## What is needed
Identify the lines that include the word "周均值环比", then copy all of them.

(Figure data in JSON)
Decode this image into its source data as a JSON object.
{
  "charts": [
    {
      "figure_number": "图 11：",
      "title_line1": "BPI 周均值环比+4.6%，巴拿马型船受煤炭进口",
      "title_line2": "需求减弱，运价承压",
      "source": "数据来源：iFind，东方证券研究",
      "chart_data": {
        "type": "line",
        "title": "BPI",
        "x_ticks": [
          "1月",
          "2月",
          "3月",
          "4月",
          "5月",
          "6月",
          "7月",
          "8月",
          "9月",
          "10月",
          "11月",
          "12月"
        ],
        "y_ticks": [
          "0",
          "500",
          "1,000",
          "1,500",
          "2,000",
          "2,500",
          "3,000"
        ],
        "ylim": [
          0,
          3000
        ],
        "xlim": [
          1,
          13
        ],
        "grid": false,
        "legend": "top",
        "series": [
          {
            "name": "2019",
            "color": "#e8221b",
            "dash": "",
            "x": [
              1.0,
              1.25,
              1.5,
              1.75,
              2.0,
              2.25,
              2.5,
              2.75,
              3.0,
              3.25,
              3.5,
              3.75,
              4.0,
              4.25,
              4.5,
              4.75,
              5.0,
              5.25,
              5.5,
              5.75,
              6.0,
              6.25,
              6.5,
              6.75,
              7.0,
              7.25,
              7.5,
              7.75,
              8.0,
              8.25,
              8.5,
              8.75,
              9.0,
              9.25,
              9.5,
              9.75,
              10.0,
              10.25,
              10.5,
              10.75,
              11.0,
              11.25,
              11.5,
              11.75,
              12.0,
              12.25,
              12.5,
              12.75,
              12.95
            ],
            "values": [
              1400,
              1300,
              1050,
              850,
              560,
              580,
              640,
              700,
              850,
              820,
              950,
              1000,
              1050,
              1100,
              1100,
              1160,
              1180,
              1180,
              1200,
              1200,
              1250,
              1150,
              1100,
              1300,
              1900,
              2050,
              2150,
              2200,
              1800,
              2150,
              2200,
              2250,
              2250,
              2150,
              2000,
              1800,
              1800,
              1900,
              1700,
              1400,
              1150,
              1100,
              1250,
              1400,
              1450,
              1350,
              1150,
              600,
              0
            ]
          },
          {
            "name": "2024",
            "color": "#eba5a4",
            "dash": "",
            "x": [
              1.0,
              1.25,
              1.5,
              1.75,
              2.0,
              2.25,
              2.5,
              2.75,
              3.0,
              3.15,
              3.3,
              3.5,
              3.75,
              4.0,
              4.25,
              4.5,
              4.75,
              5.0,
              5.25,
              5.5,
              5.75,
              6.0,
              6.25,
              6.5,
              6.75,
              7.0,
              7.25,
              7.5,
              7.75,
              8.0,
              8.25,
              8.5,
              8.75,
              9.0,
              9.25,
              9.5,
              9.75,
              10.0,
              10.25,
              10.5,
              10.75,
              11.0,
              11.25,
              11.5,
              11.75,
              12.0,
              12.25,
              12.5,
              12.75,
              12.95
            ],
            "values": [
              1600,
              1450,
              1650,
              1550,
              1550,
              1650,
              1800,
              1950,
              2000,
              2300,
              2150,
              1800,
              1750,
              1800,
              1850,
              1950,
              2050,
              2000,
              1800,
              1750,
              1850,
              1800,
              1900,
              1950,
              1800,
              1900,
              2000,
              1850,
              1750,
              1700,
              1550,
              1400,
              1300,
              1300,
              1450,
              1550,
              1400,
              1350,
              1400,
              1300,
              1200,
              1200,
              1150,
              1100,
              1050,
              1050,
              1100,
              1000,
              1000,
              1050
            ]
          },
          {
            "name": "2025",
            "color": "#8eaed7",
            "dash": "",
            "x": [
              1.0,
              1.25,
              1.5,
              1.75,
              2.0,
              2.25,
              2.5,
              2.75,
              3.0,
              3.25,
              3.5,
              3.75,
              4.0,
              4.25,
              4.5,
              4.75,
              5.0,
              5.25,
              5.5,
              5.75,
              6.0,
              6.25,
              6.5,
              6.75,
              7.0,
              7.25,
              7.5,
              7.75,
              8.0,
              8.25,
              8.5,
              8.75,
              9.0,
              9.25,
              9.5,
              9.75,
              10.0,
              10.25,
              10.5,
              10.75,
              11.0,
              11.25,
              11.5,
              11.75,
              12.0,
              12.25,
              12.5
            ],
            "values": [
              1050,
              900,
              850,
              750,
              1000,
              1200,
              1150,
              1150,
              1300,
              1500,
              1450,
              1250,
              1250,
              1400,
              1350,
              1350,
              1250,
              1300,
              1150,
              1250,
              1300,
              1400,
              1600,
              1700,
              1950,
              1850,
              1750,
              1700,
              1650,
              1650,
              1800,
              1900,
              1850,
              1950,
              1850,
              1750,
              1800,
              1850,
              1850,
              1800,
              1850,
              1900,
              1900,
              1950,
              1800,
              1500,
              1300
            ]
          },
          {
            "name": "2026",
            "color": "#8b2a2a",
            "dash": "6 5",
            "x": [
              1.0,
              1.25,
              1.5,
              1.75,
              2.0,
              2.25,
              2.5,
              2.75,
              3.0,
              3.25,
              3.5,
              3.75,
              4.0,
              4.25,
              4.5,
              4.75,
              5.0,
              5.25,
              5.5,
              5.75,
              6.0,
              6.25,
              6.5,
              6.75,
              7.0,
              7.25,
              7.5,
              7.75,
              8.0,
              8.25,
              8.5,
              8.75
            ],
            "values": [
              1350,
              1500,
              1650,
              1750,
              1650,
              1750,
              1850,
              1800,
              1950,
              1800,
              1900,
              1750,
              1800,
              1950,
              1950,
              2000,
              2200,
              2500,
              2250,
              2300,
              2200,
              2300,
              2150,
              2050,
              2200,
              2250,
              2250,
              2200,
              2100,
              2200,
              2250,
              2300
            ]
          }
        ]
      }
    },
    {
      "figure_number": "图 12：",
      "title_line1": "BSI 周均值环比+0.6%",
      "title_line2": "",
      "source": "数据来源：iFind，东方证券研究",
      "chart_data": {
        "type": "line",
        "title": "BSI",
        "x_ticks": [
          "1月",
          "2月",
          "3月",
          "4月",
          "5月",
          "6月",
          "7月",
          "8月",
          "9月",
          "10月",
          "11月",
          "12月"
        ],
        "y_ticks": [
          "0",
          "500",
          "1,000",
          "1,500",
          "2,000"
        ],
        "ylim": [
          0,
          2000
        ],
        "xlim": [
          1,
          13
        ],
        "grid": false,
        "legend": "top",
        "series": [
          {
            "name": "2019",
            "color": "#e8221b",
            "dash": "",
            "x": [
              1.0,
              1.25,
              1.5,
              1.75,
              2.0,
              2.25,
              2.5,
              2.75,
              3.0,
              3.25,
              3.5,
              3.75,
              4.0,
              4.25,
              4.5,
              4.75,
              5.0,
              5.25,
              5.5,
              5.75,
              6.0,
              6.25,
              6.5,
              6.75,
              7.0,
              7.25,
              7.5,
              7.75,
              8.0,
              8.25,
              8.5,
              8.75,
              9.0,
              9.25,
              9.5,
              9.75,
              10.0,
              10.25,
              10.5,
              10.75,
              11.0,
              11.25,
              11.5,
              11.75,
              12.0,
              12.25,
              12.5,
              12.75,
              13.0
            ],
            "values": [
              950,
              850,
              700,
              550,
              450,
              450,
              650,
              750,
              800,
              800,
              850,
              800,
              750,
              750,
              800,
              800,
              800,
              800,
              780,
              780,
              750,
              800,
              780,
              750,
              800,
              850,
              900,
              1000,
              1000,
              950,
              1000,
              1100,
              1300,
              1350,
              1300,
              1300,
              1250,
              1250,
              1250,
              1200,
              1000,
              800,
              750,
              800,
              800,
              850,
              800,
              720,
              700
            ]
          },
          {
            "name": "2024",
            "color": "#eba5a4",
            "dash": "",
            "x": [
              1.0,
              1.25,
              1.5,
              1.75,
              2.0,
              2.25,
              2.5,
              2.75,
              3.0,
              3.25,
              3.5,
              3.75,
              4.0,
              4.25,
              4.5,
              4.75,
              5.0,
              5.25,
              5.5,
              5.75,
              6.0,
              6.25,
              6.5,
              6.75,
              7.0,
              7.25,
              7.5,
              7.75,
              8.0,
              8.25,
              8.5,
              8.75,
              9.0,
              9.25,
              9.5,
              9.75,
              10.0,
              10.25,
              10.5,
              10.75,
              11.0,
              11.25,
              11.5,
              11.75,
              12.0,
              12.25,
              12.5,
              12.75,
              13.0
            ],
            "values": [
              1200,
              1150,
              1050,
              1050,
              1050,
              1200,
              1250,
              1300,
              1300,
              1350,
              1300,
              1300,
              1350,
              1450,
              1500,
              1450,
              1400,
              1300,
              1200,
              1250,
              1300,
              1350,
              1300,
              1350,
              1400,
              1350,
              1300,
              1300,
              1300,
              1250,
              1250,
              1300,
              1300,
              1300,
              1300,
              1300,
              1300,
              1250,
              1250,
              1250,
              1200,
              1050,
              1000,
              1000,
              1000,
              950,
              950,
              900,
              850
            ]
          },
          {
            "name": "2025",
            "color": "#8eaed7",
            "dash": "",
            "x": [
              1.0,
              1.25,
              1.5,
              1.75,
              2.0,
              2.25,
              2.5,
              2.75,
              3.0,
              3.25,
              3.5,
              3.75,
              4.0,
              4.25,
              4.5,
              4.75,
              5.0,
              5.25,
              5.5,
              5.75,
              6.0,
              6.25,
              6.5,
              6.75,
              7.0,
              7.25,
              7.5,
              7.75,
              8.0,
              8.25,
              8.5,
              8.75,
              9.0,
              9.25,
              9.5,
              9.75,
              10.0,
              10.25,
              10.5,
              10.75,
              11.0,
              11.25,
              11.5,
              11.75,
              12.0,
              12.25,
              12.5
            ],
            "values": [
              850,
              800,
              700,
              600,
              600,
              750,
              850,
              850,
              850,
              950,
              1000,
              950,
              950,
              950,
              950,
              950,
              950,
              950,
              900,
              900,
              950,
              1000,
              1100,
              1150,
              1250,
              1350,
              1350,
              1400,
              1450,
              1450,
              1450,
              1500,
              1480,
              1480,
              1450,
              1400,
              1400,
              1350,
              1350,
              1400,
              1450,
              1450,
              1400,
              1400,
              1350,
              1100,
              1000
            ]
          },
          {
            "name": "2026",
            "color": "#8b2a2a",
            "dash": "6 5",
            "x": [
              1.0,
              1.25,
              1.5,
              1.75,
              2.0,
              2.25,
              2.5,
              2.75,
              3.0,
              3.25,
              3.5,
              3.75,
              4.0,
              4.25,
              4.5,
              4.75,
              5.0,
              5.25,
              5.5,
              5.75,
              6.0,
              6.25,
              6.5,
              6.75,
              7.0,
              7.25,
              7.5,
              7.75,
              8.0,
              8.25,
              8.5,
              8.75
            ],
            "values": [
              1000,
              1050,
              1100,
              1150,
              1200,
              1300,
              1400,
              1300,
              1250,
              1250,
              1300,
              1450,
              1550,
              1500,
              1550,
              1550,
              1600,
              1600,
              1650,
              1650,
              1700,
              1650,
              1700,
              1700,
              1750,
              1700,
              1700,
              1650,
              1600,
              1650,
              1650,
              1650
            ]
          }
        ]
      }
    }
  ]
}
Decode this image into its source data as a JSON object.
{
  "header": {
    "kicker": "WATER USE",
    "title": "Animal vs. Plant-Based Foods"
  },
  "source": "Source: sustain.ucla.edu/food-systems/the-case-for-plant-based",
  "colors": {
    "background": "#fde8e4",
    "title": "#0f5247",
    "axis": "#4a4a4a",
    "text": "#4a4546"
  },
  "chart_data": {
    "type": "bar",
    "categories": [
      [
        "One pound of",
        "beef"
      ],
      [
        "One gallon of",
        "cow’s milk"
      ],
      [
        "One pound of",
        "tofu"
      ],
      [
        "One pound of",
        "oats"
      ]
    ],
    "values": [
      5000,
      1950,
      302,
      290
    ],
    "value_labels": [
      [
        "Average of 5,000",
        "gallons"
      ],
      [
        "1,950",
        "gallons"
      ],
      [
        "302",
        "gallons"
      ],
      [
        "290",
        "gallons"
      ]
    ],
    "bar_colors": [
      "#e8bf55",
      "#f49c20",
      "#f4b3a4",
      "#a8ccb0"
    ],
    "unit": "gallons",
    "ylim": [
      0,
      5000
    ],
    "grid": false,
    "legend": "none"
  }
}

## Final result
      "title_line1": "BPI 周均值环比+4.6%，巴拿马型船受煤炭进口",
      "title_line1": "BSI 周均值环比+0.6%",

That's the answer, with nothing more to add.